Data entries
--- Begin ---

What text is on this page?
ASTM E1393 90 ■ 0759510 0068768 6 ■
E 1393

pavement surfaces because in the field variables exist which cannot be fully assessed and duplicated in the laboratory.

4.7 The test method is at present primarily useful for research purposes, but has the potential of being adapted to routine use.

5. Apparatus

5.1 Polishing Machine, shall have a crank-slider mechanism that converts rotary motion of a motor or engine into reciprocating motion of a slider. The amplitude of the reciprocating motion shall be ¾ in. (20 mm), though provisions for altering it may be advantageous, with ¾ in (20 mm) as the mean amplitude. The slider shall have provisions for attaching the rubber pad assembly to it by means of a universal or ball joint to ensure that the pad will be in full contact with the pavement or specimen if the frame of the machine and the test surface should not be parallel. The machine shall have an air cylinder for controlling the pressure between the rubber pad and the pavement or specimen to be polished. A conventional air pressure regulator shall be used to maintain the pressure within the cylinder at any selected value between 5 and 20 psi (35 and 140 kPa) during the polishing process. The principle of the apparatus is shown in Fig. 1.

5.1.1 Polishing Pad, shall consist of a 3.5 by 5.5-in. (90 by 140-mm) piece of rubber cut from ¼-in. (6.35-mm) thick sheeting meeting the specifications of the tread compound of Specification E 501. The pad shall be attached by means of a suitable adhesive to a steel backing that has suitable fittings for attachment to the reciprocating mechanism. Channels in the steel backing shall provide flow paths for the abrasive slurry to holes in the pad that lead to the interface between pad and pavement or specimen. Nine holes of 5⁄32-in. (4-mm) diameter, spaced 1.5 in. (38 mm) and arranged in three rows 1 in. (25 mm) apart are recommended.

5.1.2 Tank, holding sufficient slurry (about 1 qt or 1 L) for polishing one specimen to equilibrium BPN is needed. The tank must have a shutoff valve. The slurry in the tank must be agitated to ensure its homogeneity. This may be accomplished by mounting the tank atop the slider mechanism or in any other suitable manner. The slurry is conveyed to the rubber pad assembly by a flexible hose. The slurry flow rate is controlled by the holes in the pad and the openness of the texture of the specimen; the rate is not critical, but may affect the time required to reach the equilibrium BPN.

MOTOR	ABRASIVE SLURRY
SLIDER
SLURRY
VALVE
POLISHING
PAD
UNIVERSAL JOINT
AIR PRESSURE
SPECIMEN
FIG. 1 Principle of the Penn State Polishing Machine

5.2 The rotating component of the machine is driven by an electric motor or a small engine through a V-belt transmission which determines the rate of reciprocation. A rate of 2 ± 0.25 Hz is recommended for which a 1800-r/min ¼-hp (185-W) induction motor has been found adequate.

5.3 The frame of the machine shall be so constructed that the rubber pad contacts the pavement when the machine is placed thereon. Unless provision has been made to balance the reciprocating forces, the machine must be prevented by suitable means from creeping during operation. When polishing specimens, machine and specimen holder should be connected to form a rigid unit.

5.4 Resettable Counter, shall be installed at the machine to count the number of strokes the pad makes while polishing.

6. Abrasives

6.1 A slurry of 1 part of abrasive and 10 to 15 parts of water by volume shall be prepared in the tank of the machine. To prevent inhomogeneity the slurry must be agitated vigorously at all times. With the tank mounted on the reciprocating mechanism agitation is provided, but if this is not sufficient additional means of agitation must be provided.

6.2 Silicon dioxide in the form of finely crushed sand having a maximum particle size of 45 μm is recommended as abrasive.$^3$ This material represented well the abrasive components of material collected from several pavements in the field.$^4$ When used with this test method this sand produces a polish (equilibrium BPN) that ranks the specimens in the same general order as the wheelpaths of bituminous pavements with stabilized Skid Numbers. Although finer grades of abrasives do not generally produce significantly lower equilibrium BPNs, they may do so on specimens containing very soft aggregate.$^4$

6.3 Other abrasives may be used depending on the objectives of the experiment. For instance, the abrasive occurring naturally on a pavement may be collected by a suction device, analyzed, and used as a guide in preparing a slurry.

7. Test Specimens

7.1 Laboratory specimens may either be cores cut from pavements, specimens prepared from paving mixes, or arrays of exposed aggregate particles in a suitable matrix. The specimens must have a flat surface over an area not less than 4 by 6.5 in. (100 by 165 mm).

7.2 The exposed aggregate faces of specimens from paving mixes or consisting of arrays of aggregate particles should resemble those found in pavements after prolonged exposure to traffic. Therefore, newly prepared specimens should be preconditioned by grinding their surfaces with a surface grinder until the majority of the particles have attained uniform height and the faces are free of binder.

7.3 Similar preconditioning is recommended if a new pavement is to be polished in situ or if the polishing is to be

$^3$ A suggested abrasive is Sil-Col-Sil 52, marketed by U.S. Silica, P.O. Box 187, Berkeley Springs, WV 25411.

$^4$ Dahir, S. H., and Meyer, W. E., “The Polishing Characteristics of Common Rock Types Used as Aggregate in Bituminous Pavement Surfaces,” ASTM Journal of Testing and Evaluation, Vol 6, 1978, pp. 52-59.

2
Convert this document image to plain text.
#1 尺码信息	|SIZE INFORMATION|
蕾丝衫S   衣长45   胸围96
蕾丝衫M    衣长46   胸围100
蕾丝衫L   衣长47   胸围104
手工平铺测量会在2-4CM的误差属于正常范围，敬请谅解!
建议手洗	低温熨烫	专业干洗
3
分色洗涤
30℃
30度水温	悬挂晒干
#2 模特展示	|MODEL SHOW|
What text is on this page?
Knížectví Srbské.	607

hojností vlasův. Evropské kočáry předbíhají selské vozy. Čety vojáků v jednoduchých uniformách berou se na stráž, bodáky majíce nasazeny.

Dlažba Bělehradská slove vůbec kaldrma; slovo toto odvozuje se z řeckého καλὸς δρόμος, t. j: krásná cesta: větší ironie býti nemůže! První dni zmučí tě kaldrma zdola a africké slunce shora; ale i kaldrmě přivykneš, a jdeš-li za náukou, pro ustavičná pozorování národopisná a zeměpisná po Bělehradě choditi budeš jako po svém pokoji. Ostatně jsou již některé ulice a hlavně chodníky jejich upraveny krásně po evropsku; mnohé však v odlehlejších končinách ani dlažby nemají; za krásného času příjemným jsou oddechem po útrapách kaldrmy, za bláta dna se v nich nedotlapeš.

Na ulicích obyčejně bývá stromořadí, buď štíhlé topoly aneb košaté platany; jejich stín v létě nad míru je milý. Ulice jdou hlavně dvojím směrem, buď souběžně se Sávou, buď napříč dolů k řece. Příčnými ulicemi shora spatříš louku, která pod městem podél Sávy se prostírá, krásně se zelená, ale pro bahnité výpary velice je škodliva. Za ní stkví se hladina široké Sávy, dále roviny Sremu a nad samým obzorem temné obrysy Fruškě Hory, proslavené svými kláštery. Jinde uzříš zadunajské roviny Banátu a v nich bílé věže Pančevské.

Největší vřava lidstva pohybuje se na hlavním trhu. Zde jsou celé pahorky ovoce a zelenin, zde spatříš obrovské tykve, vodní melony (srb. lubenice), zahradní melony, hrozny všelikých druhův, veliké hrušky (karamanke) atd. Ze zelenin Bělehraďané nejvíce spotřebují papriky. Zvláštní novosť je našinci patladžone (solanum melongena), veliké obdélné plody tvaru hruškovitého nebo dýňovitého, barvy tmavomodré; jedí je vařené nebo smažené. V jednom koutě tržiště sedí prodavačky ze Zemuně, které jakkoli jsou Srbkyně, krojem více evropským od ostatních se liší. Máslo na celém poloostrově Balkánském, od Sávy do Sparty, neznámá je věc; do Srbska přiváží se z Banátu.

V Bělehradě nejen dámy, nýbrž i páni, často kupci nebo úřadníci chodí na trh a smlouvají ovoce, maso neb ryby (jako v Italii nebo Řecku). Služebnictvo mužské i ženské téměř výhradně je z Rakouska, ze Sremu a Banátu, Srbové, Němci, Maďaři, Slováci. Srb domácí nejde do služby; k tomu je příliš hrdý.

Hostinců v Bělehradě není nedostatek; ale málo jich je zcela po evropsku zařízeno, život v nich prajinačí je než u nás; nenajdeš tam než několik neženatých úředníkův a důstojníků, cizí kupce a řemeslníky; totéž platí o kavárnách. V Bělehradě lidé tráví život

--- End ---

Your objective
Copy every line of the records above that contains "which".

Task answer
pavement surfaces because in the field variables exist which cannot be fully assessed and duplicated in the laboratory.
5.2 The rotating component of the machine is driven by an electric motor or a small engine through a V-belt transmission which determines the rate of reciprocation. A rate of 2 ± 0.25 Hz is recommended for which a 1800-r/min ¼-hp (185-W) induction motor has been found adequate.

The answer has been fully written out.